- **Stated task**:
Retype every entry from the line containing "Where is each" down to the line containing "calendar-day-cell[interactable]: 27 Sunrise: 6:11", both of those lines included.

- **The records**:
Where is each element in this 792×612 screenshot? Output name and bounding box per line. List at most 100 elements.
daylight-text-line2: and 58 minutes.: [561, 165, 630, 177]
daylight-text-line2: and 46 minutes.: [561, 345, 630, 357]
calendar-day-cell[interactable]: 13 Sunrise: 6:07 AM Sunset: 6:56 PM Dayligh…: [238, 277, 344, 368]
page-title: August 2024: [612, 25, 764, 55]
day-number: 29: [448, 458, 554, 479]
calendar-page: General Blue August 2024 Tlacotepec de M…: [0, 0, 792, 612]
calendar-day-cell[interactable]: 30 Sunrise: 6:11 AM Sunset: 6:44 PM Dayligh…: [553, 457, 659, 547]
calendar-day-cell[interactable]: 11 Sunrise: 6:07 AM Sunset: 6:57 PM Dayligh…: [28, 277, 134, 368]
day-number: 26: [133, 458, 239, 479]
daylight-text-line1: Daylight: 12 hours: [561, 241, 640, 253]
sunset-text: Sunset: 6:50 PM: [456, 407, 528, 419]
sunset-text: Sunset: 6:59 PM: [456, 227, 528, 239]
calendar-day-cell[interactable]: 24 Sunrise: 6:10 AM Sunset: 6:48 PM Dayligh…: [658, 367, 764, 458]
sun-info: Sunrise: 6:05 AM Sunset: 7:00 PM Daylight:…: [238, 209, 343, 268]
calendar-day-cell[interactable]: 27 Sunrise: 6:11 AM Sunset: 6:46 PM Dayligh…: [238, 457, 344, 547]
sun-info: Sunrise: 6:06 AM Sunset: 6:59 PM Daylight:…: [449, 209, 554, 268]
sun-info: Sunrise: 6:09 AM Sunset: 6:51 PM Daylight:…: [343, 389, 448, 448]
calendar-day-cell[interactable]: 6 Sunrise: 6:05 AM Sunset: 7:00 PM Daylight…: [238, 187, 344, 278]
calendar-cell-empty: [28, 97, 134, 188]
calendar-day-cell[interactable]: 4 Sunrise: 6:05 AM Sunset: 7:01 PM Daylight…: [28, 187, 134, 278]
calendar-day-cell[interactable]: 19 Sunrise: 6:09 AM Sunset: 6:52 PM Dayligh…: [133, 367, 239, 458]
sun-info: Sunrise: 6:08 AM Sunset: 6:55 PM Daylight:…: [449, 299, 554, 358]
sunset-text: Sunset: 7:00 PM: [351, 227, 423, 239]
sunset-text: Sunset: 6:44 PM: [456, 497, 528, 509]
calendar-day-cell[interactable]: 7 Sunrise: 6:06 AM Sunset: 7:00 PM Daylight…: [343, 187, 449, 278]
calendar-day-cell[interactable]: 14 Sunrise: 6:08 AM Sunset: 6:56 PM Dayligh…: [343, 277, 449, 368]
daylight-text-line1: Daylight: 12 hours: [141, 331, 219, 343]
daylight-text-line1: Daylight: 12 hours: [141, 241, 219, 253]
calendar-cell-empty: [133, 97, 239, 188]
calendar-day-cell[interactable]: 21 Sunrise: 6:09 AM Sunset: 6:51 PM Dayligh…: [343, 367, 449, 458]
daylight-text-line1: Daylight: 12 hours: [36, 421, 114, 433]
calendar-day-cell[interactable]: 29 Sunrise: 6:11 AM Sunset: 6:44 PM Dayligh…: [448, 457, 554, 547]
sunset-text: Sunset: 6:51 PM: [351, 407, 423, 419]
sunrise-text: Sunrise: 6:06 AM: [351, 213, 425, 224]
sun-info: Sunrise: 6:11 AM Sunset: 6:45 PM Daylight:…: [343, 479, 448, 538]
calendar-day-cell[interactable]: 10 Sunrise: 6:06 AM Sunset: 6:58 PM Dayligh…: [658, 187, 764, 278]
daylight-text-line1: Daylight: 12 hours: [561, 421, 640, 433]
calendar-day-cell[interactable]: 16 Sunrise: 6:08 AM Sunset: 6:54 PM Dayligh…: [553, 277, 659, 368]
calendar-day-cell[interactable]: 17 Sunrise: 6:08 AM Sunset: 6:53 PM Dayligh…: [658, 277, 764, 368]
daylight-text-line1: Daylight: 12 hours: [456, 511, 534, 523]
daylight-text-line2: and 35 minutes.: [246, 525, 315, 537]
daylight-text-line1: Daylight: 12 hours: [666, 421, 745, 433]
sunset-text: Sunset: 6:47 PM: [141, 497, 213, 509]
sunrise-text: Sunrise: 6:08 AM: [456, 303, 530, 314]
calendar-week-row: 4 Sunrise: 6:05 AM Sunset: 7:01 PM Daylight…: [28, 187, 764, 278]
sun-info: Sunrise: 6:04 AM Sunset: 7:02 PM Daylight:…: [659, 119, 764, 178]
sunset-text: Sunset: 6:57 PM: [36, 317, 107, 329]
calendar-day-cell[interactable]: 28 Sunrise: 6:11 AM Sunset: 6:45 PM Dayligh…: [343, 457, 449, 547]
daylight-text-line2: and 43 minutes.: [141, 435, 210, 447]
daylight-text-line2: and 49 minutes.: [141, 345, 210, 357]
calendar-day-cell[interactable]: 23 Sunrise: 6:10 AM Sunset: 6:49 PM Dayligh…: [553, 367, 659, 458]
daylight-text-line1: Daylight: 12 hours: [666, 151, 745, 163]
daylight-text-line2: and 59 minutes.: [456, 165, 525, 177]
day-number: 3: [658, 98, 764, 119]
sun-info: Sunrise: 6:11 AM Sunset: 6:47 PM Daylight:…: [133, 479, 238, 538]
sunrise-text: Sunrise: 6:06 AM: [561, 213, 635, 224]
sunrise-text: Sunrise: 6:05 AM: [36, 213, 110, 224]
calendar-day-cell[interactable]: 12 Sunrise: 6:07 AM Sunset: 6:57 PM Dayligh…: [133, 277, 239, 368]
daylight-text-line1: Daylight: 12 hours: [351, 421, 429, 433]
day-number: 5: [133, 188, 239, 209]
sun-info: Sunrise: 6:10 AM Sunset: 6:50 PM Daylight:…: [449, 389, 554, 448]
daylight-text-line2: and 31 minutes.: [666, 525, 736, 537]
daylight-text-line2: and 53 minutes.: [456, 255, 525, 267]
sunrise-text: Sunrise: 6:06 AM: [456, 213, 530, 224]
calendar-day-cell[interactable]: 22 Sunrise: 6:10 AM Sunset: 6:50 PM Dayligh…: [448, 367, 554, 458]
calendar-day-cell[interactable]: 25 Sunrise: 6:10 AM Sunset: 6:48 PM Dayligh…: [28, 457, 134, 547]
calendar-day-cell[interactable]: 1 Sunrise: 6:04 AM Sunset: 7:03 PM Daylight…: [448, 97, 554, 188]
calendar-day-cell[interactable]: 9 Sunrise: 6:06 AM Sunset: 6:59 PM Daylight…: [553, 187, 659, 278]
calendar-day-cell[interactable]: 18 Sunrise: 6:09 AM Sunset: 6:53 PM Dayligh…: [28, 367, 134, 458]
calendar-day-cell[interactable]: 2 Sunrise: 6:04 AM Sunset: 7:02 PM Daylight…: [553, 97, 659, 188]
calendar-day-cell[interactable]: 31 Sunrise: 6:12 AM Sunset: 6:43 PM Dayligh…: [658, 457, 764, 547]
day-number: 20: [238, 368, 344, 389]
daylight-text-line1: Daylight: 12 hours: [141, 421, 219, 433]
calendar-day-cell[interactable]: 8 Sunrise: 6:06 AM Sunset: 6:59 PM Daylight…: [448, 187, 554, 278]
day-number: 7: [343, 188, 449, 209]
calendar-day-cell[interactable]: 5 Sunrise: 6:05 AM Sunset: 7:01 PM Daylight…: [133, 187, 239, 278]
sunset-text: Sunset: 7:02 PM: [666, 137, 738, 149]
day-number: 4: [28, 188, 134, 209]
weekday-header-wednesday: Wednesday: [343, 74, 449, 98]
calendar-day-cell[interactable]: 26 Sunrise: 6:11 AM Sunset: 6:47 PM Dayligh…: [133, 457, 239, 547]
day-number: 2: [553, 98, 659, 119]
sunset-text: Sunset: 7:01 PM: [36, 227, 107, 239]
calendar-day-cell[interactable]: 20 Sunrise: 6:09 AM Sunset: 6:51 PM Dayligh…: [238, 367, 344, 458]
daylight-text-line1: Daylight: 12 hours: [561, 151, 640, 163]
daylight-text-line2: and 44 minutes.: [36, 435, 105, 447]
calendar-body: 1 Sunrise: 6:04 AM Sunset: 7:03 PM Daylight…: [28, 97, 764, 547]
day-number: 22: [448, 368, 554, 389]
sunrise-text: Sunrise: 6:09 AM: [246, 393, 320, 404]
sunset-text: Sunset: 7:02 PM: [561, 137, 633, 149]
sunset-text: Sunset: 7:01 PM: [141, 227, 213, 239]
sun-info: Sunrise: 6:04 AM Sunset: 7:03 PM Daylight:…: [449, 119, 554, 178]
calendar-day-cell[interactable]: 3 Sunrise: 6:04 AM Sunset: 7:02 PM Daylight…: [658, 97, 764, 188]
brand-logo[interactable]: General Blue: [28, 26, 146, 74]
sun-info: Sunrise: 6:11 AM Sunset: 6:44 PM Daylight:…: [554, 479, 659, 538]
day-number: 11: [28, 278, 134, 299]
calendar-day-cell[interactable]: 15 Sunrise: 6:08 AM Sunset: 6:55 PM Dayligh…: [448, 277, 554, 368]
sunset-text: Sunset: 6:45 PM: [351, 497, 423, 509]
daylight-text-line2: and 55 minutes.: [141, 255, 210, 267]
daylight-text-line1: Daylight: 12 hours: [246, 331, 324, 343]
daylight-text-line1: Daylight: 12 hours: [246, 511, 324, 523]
---
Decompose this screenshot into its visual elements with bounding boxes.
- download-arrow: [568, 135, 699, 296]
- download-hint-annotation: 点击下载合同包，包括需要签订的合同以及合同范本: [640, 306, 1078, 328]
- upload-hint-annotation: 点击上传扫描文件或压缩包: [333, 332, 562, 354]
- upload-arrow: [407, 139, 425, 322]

- **Solution**:
Where is each element in this 792×612 screenshot? Output name and bounding box per line. List at most 100 elements.
daylight-text-line2: and 58 minutes.: [561, 165, 630, 177]
daylight-text-line2: and 46 minutes.: [561, 345, 630, 357]
calendar-day-cell[interactable]: 13 Sunrise: 6:07 AM Sunset: 6:56 PM Dayligh…: [238, 277, 344, 368]
page-title: August 2024: [612, 25, 764, 55]
day-number: 29: [448, 458, 554, 479]
calendar-page: General Blue August 2024 Tlacotepec de M…: [0, 0, 792, 612]
calendar-day-cell[interactable]: 30 Sunrise: 6:11 AM Sunset: 6:44 PM Dayligh…: [553, 457, 659, 547]
calendar-day-cell[interactable]: 11 Sunrise: 6:07 AM Sunset: 6:57 PM Dayligh…: [28, 277, 134, 368]
day-number: 26: [133, 458, 239, 479]
daylight-text-line1: Daylight: 12 hours: [561, 241, 640, 253]
sunset-text: Sunset: 6:50 PM: [456, 407, 528, 419]
sunset-text: Sunset: 6:59 PM: [456, 227, 528, 239]
calendar-day-cell[interactable]: 24 Sunrise: 6:10 AM Sunset: 6:48 PM Dayligh…: [658, 367, 764, 458]
sun-info: Sunrise: 6:05 AM Sunset: 7:00 PM Daylight:…: [238, 209, 343, 268]
calendar-day-cell[interactable]: 27 Sunrise: 6:11 AM Sunset: 6:46 PM Dayligh…: [238, 457, 344, 547]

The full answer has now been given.